__AIM__
Copy the lines below word for word, from the first line through the line containing "share-icon bbox=[398, 46, 416, 67]", including both.

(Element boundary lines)
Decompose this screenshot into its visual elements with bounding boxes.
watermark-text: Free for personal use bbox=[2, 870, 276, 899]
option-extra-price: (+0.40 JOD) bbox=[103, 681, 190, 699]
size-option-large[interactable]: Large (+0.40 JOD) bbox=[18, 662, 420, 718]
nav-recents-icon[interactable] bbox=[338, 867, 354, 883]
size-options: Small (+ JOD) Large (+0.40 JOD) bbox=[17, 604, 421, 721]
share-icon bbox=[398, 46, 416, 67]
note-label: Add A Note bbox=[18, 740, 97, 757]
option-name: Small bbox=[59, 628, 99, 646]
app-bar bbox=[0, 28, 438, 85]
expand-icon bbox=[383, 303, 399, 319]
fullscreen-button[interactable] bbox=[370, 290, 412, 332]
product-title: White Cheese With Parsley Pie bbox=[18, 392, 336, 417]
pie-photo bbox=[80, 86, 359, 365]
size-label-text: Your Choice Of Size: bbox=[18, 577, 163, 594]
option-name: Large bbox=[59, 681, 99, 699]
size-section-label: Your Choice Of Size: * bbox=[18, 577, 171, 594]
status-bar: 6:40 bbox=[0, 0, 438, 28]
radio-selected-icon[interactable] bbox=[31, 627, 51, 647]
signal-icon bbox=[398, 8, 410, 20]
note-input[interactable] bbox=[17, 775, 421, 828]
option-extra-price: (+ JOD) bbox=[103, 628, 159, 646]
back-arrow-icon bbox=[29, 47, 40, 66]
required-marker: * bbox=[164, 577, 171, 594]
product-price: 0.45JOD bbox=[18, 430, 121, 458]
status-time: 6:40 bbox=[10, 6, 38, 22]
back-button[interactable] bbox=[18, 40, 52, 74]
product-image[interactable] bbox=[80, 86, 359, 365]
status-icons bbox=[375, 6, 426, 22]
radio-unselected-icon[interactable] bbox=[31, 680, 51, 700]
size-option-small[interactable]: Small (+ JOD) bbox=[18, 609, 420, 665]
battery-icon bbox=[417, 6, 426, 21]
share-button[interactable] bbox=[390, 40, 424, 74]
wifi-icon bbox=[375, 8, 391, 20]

__RESPONSE BELOW__
Decompose this screenshot into its visual elements with bounding boxes.
watermark-text: Free for personal use bbox=[2, 870, 276, 899]
option-extra-price: (+0.40 JOD) bbox=[103, 681, 190, 699]
size-option-large[interactable]: Large (+0.40 JOD) bbox=[18, 662, 420, 718]
nav-recents-icon[interactable] bbox=[338, 867, 354, 883]
size-options: Small (+ JOD) Large (+0.40 JOD) bbox=[17, 604, 421, 721]
share-icon bbox=[398, 46, 416, 67]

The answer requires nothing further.